— To do —
Locate each line below that includes "width" and reproduce it.

· · · · · · ·

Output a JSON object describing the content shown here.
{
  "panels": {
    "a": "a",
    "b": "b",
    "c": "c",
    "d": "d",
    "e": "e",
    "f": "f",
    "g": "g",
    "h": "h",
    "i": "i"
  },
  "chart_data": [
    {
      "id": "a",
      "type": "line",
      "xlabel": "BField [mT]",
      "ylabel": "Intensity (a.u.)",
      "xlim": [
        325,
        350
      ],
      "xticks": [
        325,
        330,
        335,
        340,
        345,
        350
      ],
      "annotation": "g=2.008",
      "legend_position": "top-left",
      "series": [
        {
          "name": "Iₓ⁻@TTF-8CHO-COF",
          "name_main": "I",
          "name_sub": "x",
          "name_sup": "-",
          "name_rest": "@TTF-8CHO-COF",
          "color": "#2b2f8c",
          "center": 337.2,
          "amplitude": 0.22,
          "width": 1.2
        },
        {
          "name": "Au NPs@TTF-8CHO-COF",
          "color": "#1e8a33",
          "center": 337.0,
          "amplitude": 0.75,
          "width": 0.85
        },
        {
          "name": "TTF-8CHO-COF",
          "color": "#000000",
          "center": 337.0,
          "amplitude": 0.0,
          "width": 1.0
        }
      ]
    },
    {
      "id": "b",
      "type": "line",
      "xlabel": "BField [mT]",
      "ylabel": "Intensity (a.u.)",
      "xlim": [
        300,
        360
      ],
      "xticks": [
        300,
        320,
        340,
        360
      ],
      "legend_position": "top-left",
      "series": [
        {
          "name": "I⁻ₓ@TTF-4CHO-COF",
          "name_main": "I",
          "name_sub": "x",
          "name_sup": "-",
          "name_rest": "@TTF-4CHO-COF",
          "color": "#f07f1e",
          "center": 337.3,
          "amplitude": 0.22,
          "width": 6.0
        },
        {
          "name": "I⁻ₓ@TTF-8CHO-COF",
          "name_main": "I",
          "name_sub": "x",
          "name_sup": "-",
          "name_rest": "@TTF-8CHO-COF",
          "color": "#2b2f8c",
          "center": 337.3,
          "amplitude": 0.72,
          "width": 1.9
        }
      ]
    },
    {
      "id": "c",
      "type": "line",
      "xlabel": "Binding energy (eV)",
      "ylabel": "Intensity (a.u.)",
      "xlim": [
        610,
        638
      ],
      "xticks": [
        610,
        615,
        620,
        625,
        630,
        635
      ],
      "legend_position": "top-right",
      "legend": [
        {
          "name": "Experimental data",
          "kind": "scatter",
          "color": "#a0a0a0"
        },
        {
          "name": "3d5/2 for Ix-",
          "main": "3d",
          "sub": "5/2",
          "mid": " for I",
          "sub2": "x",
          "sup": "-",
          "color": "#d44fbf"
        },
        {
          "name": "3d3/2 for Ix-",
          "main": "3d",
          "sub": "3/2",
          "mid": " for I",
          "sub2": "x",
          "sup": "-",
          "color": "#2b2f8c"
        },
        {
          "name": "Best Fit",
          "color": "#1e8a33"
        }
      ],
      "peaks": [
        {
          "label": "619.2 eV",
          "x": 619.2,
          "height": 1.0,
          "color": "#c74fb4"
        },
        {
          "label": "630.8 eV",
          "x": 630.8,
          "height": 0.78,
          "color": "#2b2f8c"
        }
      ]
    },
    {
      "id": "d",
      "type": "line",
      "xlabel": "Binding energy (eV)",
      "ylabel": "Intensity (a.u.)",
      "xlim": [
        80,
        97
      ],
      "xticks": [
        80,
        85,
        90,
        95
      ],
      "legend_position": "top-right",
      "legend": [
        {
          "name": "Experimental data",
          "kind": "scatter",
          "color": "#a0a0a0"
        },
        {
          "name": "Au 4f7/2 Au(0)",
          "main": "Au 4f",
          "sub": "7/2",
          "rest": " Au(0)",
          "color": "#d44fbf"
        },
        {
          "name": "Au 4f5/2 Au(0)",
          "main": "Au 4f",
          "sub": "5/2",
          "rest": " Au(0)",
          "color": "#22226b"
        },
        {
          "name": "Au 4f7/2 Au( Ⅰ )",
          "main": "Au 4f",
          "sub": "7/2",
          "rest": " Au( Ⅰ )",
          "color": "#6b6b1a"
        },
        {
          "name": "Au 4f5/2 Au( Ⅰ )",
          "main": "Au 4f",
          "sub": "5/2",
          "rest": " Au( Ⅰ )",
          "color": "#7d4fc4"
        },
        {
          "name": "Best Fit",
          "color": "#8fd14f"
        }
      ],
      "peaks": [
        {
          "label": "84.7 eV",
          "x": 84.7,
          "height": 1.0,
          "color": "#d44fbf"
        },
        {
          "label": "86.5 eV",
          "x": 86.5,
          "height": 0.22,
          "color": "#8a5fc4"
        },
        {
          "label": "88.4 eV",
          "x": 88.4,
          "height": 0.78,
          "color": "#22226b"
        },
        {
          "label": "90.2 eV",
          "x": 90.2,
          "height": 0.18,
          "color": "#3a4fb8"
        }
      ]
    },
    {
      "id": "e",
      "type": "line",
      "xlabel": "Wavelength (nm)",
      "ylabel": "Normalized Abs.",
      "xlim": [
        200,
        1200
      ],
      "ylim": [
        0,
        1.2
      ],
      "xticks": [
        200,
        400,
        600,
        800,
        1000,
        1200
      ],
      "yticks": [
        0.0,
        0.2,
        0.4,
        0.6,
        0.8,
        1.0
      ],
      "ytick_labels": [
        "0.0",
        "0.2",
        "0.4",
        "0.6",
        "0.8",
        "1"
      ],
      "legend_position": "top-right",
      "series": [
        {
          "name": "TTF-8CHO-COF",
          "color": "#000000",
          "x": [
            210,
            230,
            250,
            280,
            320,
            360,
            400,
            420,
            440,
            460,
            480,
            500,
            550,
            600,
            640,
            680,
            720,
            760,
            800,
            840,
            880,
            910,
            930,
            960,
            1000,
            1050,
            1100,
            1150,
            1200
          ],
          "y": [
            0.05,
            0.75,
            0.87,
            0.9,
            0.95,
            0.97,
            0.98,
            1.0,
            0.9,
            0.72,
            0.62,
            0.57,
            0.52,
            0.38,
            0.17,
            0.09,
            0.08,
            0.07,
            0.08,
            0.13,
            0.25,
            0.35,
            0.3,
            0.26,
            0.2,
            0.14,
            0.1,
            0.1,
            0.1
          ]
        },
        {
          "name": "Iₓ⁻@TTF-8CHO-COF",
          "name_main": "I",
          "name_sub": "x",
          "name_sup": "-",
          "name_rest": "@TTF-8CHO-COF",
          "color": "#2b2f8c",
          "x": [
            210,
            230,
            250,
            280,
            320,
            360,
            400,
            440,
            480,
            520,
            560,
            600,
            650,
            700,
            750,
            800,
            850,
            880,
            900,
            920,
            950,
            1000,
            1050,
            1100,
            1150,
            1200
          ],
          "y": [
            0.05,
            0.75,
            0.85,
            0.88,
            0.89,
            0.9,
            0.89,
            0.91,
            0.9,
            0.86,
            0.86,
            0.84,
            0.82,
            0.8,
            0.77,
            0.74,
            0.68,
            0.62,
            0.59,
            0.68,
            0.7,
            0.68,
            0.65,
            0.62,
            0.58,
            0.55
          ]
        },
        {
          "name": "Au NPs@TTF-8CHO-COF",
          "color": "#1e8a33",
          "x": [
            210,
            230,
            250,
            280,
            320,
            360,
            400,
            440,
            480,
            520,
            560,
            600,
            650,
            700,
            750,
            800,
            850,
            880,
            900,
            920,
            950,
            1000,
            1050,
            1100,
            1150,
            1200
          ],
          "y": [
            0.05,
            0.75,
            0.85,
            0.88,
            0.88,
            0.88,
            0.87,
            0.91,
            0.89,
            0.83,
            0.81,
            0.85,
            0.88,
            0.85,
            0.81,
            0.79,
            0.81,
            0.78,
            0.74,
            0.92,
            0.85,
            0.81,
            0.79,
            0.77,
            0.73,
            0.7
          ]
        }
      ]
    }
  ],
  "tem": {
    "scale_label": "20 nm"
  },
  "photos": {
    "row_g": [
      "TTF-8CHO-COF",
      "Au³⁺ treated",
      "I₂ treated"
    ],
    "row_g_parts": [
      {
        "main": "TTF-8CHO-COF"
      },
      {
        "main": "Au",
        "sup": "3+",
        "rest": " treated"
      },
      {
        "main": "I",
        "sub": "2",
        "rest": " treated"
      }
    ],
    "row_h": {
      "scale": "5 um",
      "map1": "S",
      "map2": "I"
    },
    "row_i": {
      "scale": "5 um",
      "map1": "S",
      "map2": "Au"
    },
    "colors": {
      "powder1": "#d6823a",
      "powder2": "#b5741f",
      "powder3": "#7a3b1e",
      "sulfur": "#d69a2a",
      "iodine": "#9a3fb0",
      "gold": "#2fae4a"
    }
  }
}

· · · · · · ·

— Right answer —
          "width": 1.2
          "width": 0.85
          "width": 1.0
          "width": 6.0
          "width": 1.9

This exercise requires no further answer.